Find the lines below that contain the string "Coll". Copy each one.

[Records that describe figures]
○ ○ ○ ○

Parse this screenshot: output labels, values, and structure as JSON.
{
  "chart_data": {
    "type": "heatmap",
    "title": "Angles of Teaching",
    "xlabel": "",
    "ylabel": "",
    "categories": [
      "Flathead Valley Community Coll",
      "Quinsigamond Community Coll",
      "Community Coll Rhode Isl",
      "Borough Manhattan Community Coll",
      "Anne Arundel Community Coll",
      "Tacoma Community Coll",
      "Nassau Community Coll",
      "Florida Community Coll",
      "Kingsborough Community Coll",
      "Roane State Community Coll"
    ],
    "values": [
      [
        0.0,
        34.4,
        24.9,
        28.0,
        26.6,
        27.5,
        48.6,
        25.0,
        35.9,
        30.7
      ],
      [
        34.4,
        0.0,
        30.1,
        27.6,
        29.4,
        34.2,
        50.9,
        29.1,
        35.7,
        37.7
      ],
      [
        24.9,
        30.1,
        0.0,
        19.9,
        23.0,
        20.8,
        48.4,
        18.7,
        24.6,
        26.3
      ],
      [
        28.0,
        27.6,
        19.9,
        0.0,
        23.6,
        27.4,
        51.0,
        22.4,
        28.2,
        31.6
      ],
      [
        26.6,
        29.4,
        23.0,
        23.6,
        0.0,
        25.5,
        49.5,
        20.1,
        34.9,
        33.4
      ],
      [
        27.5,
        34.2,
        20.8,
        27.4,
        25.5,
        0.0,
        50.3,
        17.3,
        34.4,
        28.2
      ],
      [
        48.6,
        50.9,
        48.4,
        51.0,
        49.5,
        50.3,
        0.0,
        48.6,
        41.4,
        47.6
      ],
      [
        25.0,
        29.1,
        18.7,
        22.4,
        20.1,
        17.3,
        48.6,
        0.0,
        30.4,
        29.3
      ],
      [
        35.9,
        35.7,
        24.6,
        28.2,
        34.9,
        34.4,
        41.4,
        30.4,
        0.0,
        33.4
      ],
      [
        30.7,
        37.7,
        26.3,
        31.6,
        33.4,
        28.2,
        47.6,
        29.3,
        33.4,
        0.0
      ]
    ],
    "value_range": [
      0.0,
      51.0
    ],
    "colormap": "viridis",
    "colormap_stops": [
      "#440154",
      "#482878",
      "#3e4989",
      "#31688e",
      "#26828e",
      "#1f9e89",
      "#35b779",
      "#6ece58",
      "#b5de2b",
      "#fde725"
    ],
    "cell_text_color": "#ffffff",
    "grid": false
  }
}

○ ○ ○ ○

## Problem solution
      "Flathead Valley Community Coll",
      "Quinsigamond Community Coll",
      "Community Coll Rhode Isl",
      "Borough Manhattan Community Coll",
      "Anne Arundel Community Coll",
      "Tacoma Community Coll",
      "Nassau Community Coll",
      "Florida Community Coll",
      "Kingsborough Community Coll",
      "Roane State Community Coll"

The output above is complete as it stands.